WORK REQUIRED: Extract, from the listing that follows, each line containing the word "which".

MATERIALS PROVIDED:
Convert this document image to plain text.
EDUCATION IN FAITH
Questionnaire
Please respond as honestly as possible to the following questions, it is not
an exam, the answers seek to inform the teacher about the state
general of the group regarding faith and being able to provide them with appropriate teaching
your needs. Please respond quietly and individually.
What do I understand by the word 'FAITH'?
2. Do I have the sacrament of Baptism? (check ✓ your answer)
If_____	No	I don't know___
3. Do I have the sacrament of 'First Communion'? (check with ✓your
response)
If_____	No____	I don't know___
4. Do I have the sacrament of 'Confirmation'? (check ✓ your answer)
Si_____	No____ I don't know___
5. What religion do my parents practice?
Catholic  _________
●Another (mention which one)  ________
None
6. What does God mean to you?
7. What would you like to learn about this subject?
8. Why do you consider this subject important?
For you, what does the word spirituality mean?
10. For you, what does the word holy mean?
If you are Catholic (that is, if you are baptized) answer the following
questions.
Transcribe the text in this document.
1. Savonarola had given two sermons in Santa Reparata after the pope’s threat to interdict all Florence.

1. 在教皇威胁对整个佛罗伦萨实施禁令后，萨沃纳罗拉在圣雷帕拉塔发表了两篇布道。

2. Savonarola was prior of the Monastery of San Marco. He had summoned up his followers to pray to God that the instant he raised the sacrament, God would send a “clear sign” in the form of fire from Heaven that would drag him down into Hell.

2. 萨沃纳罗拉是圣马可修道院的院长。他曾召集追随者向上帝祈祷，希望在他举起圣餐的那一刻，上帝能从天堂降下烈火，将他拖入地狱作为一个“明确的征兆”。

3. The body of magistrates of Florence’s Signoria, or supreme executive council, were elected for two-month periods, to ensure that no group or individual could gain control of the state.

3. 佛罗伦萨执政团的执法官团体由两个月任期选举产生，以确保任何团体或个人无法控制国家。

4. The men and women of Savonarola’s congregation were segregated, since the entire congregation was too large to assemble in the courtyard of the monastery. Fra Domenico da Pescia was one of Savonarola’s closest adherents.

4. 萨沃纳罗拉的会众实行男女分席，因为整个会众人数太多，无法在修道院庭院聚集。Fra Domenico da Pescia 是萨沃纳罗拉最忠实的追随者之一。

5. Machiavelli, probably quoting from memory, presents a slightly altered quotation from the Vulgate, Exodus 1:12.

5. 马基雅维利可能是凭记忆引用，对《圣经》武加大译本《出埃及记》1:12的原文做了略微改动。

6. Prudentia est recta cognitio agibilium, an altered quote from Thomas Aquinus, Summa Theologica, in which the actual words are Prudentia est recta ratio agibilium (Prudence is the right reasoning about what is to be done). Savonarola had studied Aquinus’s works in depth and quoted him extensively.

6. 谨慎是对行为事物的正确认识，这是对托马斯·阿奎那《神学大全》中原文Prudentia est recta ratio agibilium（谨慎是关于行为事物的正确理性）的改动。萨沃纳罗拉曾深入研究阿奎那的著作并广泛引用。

TASK OUTPUT:
●Another (mention which one)  ________
6. Prudentia est recta cognitio agibilium, an altered quote from Thomas Aquinus, Summa Theologica, in which the actual words are Prudentia est recta ratio agibilium (Prudence is the right reasoning about what is to be done). Savonarola had studied Aquinus’s works in depth and quoted him extensively.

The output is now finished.